Retype, exactly as written, every line from the one containing "Transcribe this image's" through the last line of the records below, both included; skip the pictures.

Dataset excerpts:
========

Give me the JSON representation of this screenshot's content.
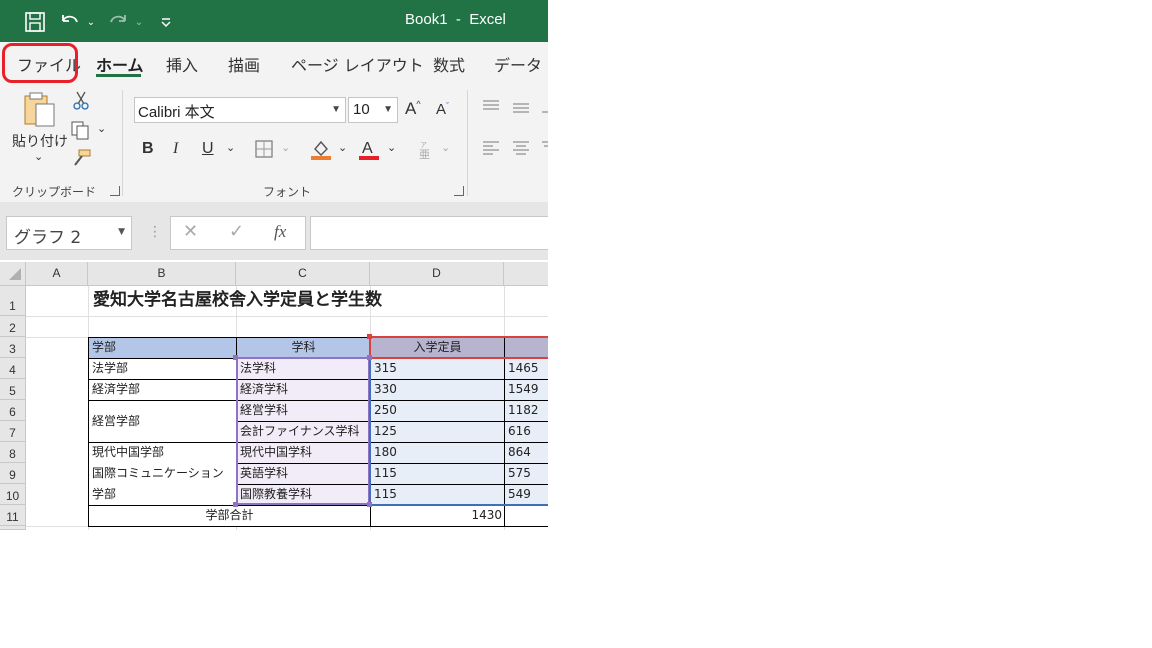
{
  "titlebar": {
    "title": "Book1  -  Excel",
    "icons": [
      "save-icon",
      "undo-icon",
      "redo-icon",
      "customize-qat-icon"
    ]
  },
  "tabs": [
    {
      "label": "ファイル",
      "highlighted": true
    },
    {
      "label": "ホーム",
      "active": true
    },
    {
      "label": "挿入"
    },
    {
      "label": "描画"
    },
    {
      "label": "ページ レイアウト"
    },
    {
      "label": "数式"
    },
    {
      "label": "データ"
    }
  ],
  "ribbon": {
    "clipboard": {
      "paste_label": "貼り付け",
      "group_label": "クリップボード"
    },
    "font": {
      "font_name": "Calibri 本文",
      "font_size": "10",
      "group_label": "フォント",
      "bold": "B",
      "italic": "I",
      "underline": "U",
      "grow": "A",
      "shrink": "A"
    }
  },
  "formula_bar": {
    "name_box": "グラフ 2",
    "fx": "fx",
    "formula": ""
  },
  "colors": {
    "accent": "#217346",
    "highlight_red": "#e8202a",
    "header_fill": "#b4c6e7",
    "selection_fill": "#e8eef8",
    "purple_fill": "#f1ecf7"
  },
  "sheet": {
    "columns": [
      "A",
      "B",
      "C",
      "D"
    ],
    "rows": [
      "1",
      "2",
      "3",
      "4",
      "5",
      "6",
      "7",
      "8",
      "9",
      "10",
      "11"
    ],
    "title": "愛知大学名古屋校舎入学定員と学生数",
    "headers": {
      "b": "学部",
      "c": "学科",
      "d": "入学定員"
    },
    "data": [
      {
        "b": "法学部",
        "c": "法学科",
        "d": "315",
        "e": "1465"
      },
      {
        "b": "経済学部",
        "c": "経済学科",
        "d": "330",
        "e": "1549"
      },
      {
        "b": "経営学部",
        "c": "経営学科",
        "d": "250",
        "e": "1182"
      },
      {
        "b": "",
        "c": "会計ファイナンス学科",
        "d": "125",
        "e": "616"
      },
      {
        "b": "現代中国学部",
        "c": "現代中国学科",
        "d": "180",
        "e": "864"
      },
      {
        "b": "国際コミュニケーション",
        "c": "英語学科",
        "d": "115",
        "e": "575"
      },
      {
        "b": "学部",
        "c": "国際教養学科",
        "d": "115",
        "e": "549"
      }
    ],
    "total_label": "学部合計",
    "total_value": "1430"
  }
}
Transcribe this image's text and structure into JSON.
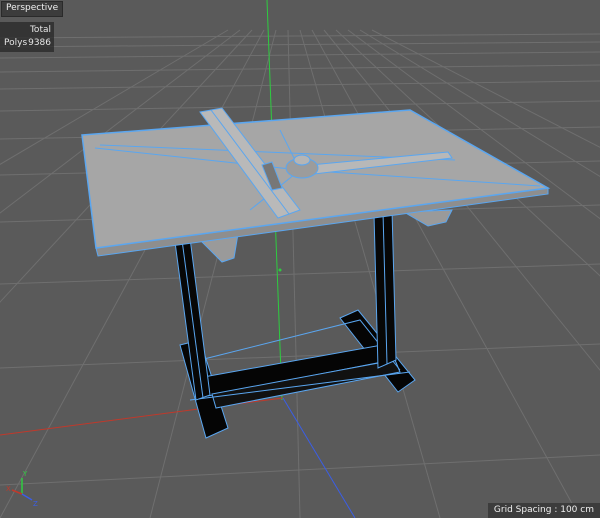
{
  "viewport": {
    "view_name": "Perspective",
    "stats": {
      "total_label": "Total",
      "polys_label": "Polys",
      "polys_value": "9386"
    },
    "grid_spacing": "Grid Spacing : 100 cm",
    "axis_gizmo": {
      "y": "Y",
      "x": "X",
      "z": "Z"
    }
  },
  "colors": {
    "background": "#5a5a5a",
    "grid_line": "#6e6e6e",
    "wire": "#5aa6f0",
    "surface": "#a3a3a3",
    "axis_x": "#c0392b",
    "axis_y": "#2ecc40",
    "axis_z": "#3b5ee6"
  },
  "icons": [
    "axis-gizmo-icon"
  ]
}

========

FINAL RESULT:
Transcribe this image's text and structure into JSON.
{
  "viewport": {
    "view_name": "Perspective",
    "stats": {
      "total_label": "Total",
      "polys_label": "Polys",
      "polys_value": "9386"
    },
    "grid_spacing": "Grid Spacing : 100 cm",
    "axis_gizmo": {
      "y": "Y",
      "x": "X",
      "z": "Z"
    }
  },
  "colors": {
    "background": "#5a5a5a",
    "grid_line": "#6e6e6e",
    "wire": "#5aa6f0",
    "surface": "#a3a3a3",
    "axis_x": "#c0392b",
    "axis_y": "#2ecc40",
    "axis_z": "#3b5ee6"
  },
  "icons": [
    "axis-gizmo-icon"
  ]
}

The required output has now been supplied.